__Exercise prompt__
Make an exact copy of the entries, and keep any pictures out of it.

__Given records__
● ● ● ● ●
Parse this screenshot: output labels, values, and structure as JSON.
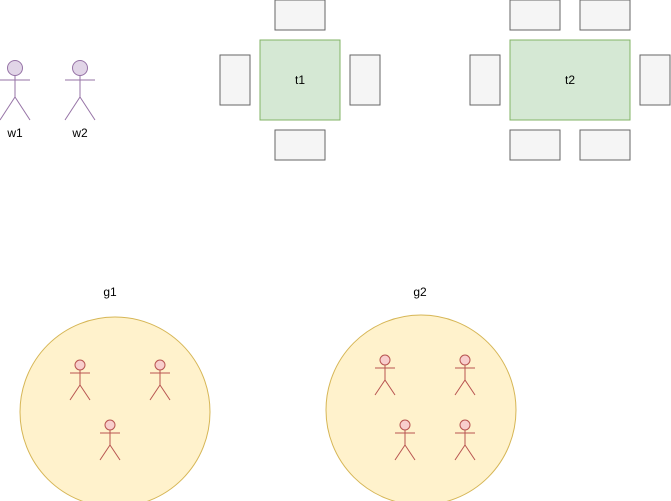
{
  "waiters": [
    {
      "label": "w1"
    },
    {
      "label": "w2"
    }
  ],
  "tables": [
    {
      "label": "t1",
      "chairs": 4
    },
    {
      "label": "t2",
      "chairs": 6
    }
  ],
  "groups": [
    {
      "label": "g1",
      "members": 3
    },
    {
      "label": "g2",
      "members": 4
    }
  ],
  "colors": {
    "waiter_fill": "#e1d5e7",
    "waiter_stroke": "#9673a6",
    "table_fill": "#d5e8d4",
    "table_stroke": "#82b366",
    "chair_fill": "#f5f5f5",
    "chair_stroke": "#666666",
    "group_fill": "#fff2cc",
    "group_stroke": "#d6b656",
    "guest_fill": "#f8cecc",
    "guest_stroke": "#b85450"
  }
}
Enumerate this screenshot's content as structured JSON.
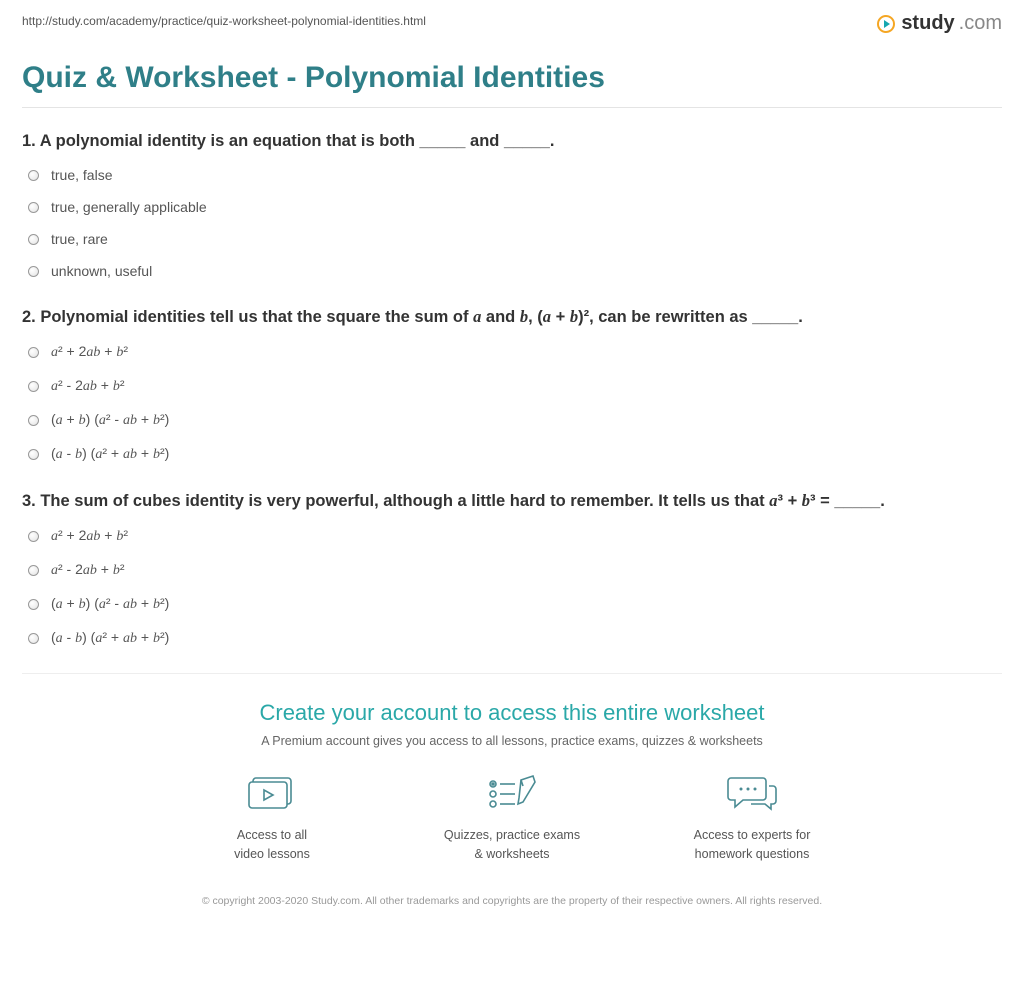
{
  "url": "http://study.com/academy/practice/quiz-worksheet-polynomial-identities.html",
  "brand": {
    "name": "study",
    "suffix": ".com"
  },
  "page_title": "Quiz & Worksheet - Polynomial Identities",
  "colors": {
    "title": "#2f7f88",
    "cta_title": "#2aa8a8",
    "icon_stroke": "#4a8b93",
    "text": "#444444",
    "muted": "#999999",
    "separator": "#e4e4e4"
  },
  "questions": [
    {
      "number": "1.",
      "text_html": "A polynomial identity is an equation that is both _____ and _____.",
      "options": [
        "true, false",
        "true, generally applicable",
        "true, rare",
        "unknown, useful"
      ]
    },
    {
      "number": "2.",
      "text_html": "Polynomial identities tell us that the square the sum of <span class='math-i'>a</span> and <span class='math-i'>b</span>, (<span class='math-i'>a</span> + <span class='math-i'>b</span>)², can be rewritten as _____.",
      "options": [
        "<span class='math-i'>a</span>² + 2<span class='math-i'>ab</span> + <span class='math-i'>b</span>²",
        "<span class='math-i'>a</span>² - 2<span class='math-i'>ab</span> + <span class='math-i'>b</span>²",
        "(<span class='math-i'>a</span> + <span class='math-i'>b</span>) (<span class='math-i'>a</span>² - <span class='math-i'>ab</span> + <span class='math-i'>b</span>²)",
        "(<span class='math-i'>a</span> - <span class='math-i'>b</span>) (<span class='math-i'>a</span>² + <span class='math-i'>ab</span> + <span class='math-i'>b</span>²)"
      ]
    },
    {
      "number": "3.",
      "text_html": "The sum of cubes identity is very powerful, although a little hard to remember. It tells us that <span class='math-i'>a</span>³ + <span class='math-i'>b</span>³ = _____.",
      "options": [
        "<span class='math-i'>a</span>² + 2<span class='math-i'>ab</span> + <span class='math-i'>b</span>²",
        "<span class='math-i'>a</span>² - 2<span class='math-i'>ab</span> + <span class='math-i'>b</span>²",
        "(<span class='math-i'>a</span> + <span class='math-i'>b</span>) (<span class='math-i'>a</span>² - <span class='math-i'>ab</span> + <span class='math-i'>b</span>²)",
        "(<span class='math-i'>a</span> - <span class='math-i'>b</span>) (<span class='math-i'>a</span>² + <span class='math-i'>ab</span> + <span class='math-i'>b</span>²)"
      ]
    }
  ],
  "cta": {
    "title": "Create your account to access this entire worksheet",
    "subtitle": "A Premium account gives you access to all lessons, practice exams, quizzes & worksheets",
    "benefits": [
      {
        "line1": "Access to all",
        "line2": "video lessons"
      },
      {
        "line1": "Quizzes, practice exams",
        "line2": "& worksheets"
      },
      {
        "line1": "Access to experts for",
        "line2": "homework questions"
      }
    ]
  },
  "footer": "© copyright 2003-2020 Study.com. All other trademarks and copyrights are the property of their respective owners. All rights reserved."
}
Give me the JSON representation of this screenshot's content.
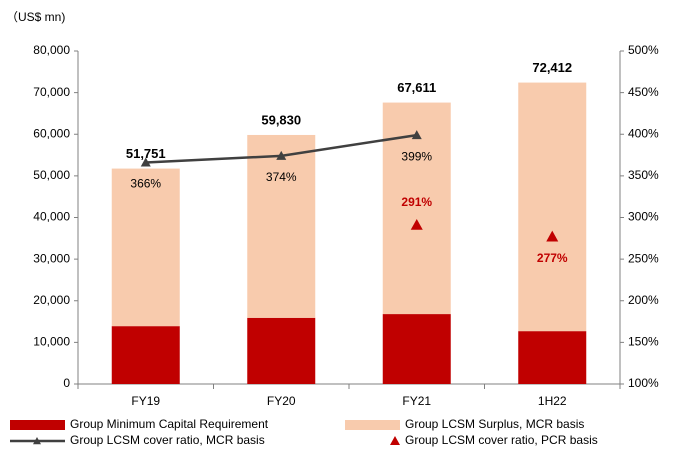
{
  "chart_data": {
    "type": "bar",
    "unit_label": "（US$ mn)",
    "categories": [
      "FY19",
      "FY20",
      "FY21",
      "1H22"
    ],
    "series": [
      {
        "name": "Group Minimum Capital Requirement",
        "type": "bar",
        "color": "#c00000",
        "values": [
          13900,
          15900,
          16800,
          12700
        ]
      },
      {
        "name": "Group LCSM Surplus, MCR basis",
        "type": "bar",
        "color": "#f8cbad",
        "values": [
          37851,
          43930,
          50811,
          59712
        ]
      },
      {
        "name": "Group LCSM cover ratio, MCR basis",
        "type": "line",
        "axis": "y2",
        "color": "#404040",
        "values": [
          366,
          374,
          399,
          null
        ],
        "value_labels": [
          "366%",
          "374%",
          "399%",
          null
        ]
      },
      {
        "name": "Group LCSM cover ratio, PCR basis",
        "type": "scatter",
        "axis": "y2",
        "color": "#c00000",
        "values": [
          null,
          null,
          291,
          277
        ],
        "value_labels": [
          null,
          null,
          "291%",
          "277%"
        ]
      }
    ],
    "totals": [
      51751,
      59830,
      67611,
      72412
    ],
    "total_labels": [
      "51,751",
      "59,830",
      "67,611",
      "72,412"
    ],
    "ylim": [
      0,
      80000
    ],
    "yticks": [
      0,
      {
        "value": 10000,
        "label": "10,000"
      },
      {
        "value": 20000,
        "label": "20,000"
      },
      {
        "value": 30000,
        "label": "30,000"
      },
      {
        "value": 40000,
        "label": "40,000"
      },
      {
        "value": 50000,
        "label": "50,000"
      },
      {
        "value": 60000,
        "label": "60,000"
      },
      {
        "value": 70000,
        "label": "70,000"
      },
      {
        "value": 80000,
        "label": "80,000"
      }
    ],
    "y2lim": [
      100,
      500
    ],
    "y2ticks": [
      {
        "value": 100,
        "label": "100%"
      },
      {
        "value": 150,
        "label": "150%"
      },
      {
        "value": 200,
        "label": "200%"
      },
      {
        "value": 250,
        "label": "250%"
      },
      {
        "value": 300,
        "label": "300%"
      },
      {
        "value": 350,
        "label": "350%"
      },
      {
        "value": 400,
        "label": "400%"
      },
      {
        "value": 450,
        "label": "450%"
      },
      {
        "value": 500,
        "label": "500%"
      }
    ]
  }
}
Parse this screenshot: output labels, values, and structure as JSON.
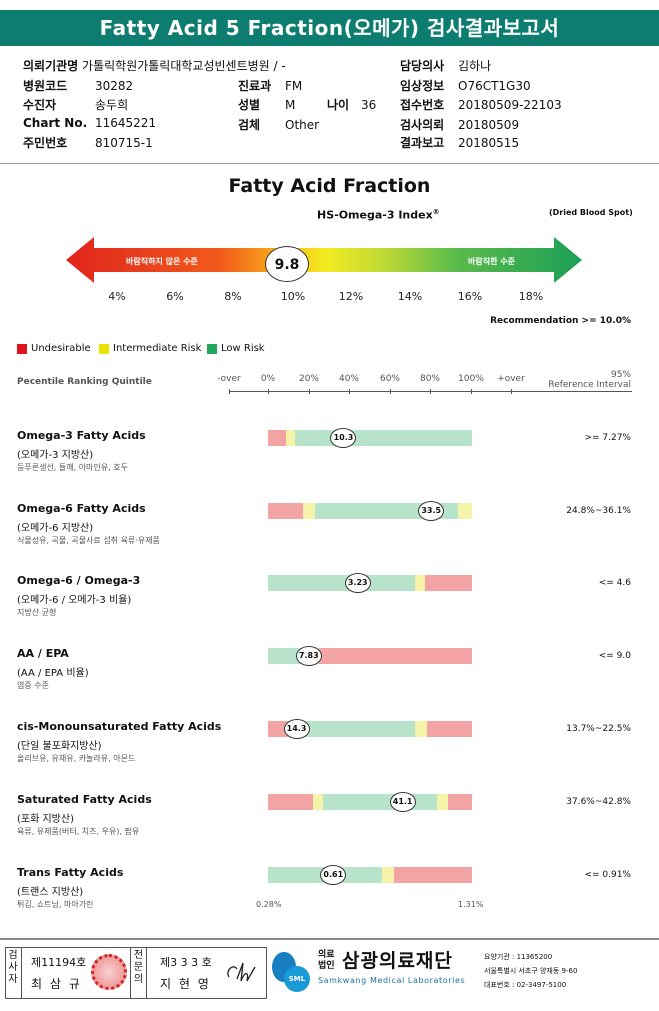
● ● ● ● ●
__Output for this exercise__
Parse this screenshot: output labels, values, and structure as JSON.
{
  "waiters": [
    {
      "label": "w1"
    },
    {
      "label": "w2"
    }
  ],
  "tables": [
    {
      "label": "t1",
      "chairs": 4
    },
    {
      "label": "t2",
      "chairs": 6
    }
  ],
  "groups": [
    {
      "label": "g1",
      "members": 3
    },
    {
      "label": "g2",
      "members": 4
    }
  ],
  "colors": {
    "waiter_fill": "#e1d5e7",
    "waiter_stroke": "#9673a6",
    "table_fill": "#d5e8d4",
    "table_stroke": "#82b366",
    "chair_fill": "#f5f5f5",
    "chair_stroke": "#666666",
    "group_fill": "#fff2cc",
    "group_stroke": "#d6b656",
    "guest_fill": "#f8cecc",
    "guest_stroke": "#b85450"
  }
}
Enumerate this screenshot's content as structured JSON.
{
  "url": "http://study.com/academy/practice/quiz-worksheet-polynomial-identities.html",
  "brand": {
    "name": "study",
    "suffix": ".com"
  },
  "page_title": "Quiz & Worksheet - Polynomial Identities",
  "colors": {
    "title": "#2f7f88",
    "cta_title": "#2aa8a8",
    "icon_stroke": "#4a8b93",
    "text": "#444444",
    "muted": "#999999",
    "separator": "#e4e4e4"
  },
  "questions": [
    {
      "number": "1.",
      "text_html": "A polynomial identity is an equation that is both _____ and _____.",
      "options": [
        "true, false",
        "true, generally applicable",
        "true, rare",
        "unknown, useful"
      ]
    },
    {
      "number": "2.",
      "text_html": "Polynomial identities tell us that the square the sum of <span class='math-i'>a</span> and <span class='math-i'>b</span>, (<span class='math-i'>a</span> + <span class='math-i'>b</span>)², can be rewritten as _____.",
      "options": [
        "<span class='math-i'>a</span>² + 2<span class='math-i'>ab</span> + <span class='math-i'>b</span>²",
        "<span class='math-i'>a</span>² - 2<span class='math-i'>ab</span> + <span class='math-i'>b</span>²",
        "(<span class='math-i'>a</span> + <span class='math-i'>b</span>) (<span class='math-i'>a</span>² - <span class='math-i'>ab</span> + <span class='math-i'>b</span>²)",
        "(<span class='math-i'>a</span> - <span class='math-i'>b</span>) (<span class='math-i'>a</span>² + <span class='math-i'>ab</span> + <span class='math-i'>b</span>²)"
      ]
    },
    {
      "number": "3.",
      "text_html": "The sum of cubes identity is very powerful, although a little hard to remember. It tells us that <span class='math-i'>a</span>³ + <span class='math-i'>b</span>³ = _____.",
      "options": [
        "<span class='math-i'>a</span>² + 2<span class='math-i'>ab</span> + <span class='math-i'>b</span>²",
        "<span class='math-i'>a</span>² - 2<span class='math-i'>ab</span> + <span class='math-i'>b</span>²",
        "(<span class='math-i'>a</span> + <span class='math-i'>b</span>) (<span class='math-i'>a</span>² - <span class='math-i'>ab</span> + <span class='math-i'>b</span>²)",
        "(<span class='math-i'>a</span> - <span class='math-i'>b</span>) (<span class='math-i'>a</span>² + <span class='math-i'>ab</span> + <span class='math-i'>b</span>²)"
      ]
    }
  ],
  "cta": {
    "title": "Create your account to access this entire worksheet",
    "subtitle": "A Premium account gives you access to all lessons, practice exams, quizzes & worksheets",
    "benefits": [
      {
        "line1": "Access to all",
        "line2": "video lessons"
      },
      {
        "line1": "Quizzes, practice exams",
        "line2": "& worksheets"
      },
      {
        "line1": "Access to experts for",
        "line2": "homework questions"
      }
    ]
  },
  "footer": "© copyright 2003-2020 Study.com. All other trademarks and copyrights are the property of their respective owners. All rights reserved."
}
Give me the JSON representation of this screenshot's content.
{
  "chart_data": {
    "type": "bar",
    "unit_label": "（US$ mn)",
    "categories": [
      "FY19",
      "FY20",
      "FY21",
      "1H22"
    ],
    "series": [
      {
        "name": "Group Minimum Capital Requirement",
        "type": "bar",
        "color": "#c00000",
        "values": [
          13900,
          15900,
          16800,
          12700
        ]
      },
      {
        "name": "Group LCSM Surplus, MCR basis",
        "type": "bar",
        "color": "#f8cbad",
        "values": [
          37851,
          43930,
          50811,
          59712
        ]
      },
      {
        "name": "Group LCSM cover ratio, MCR basis",
        "type": "line",
        "axis": "y2",
        "color": "#404040",
        "values": [
          366,
          374,
          399,
          null
        ],
        "value_labels": [
          "366%",
          "374%",
          "399%",
          null
        ]
      },
      {
        "name": "Group LCSM cover ratio, PCR basis",
        "type": "scatter",
        "axis": "y2",
        "color": "#c00000",
        "values": [
          null,
          null,
          291,
          277
        ],
        "value_labels": [
          null,
          null,
          "291%",
          "277%"
        ]
      }
    ],
    "totals": [
      51751,
      59830,
      67611,
      72412
    ],
    "total_labels": [
      "51,751",
      "59,830",
      "67,611",
      "72,412"
    ],
    "ylim": [
      0,
      80000
    ],
    "yticks": [
      0,
      {
        "value": 10000,
        "label": "10,000"
      },
      {
        "value": 20000,
        "label": "20,000"
      },
      {
        "value": 30000,
        "label": "30,000"
      },
      {
        "value": 40000,
        "label": "40,000"
      },
      {
        "value": 50000,
        "label": "50,000"
      },
      {
        "value": 60000,
        "label": "60,000"
      },
      {
        "value": 70000,
        "label": "70,000"
      },
      {
        "value": 80000,
        "label": "80,000"
      }
    ],
    "y2lim": [
      100,
      500
    ],
    "y2ticks": [
      {
        "value": 100,
        "label": "100%"
      },
      {
        "value": 150,
        "label": "150%"
      },
      {
        "value": 200,
        "label": "200%"
      },
      {
        "value": 250,
        "label": "250%"
      },
      {
        "value": 300,
        "label": "300%"
      },
      {
        "value": 350,
        "label": "350%"
      },
      {
        "value": 400,
        "label": "400%"
      },
      {
        "value": 450,
        "label": "450%"
      },
      {
        "value": 500,
        "label": "500%"
      }
    ]
  }
}
Parse this screenshot: output labels, values, and structure as JSON.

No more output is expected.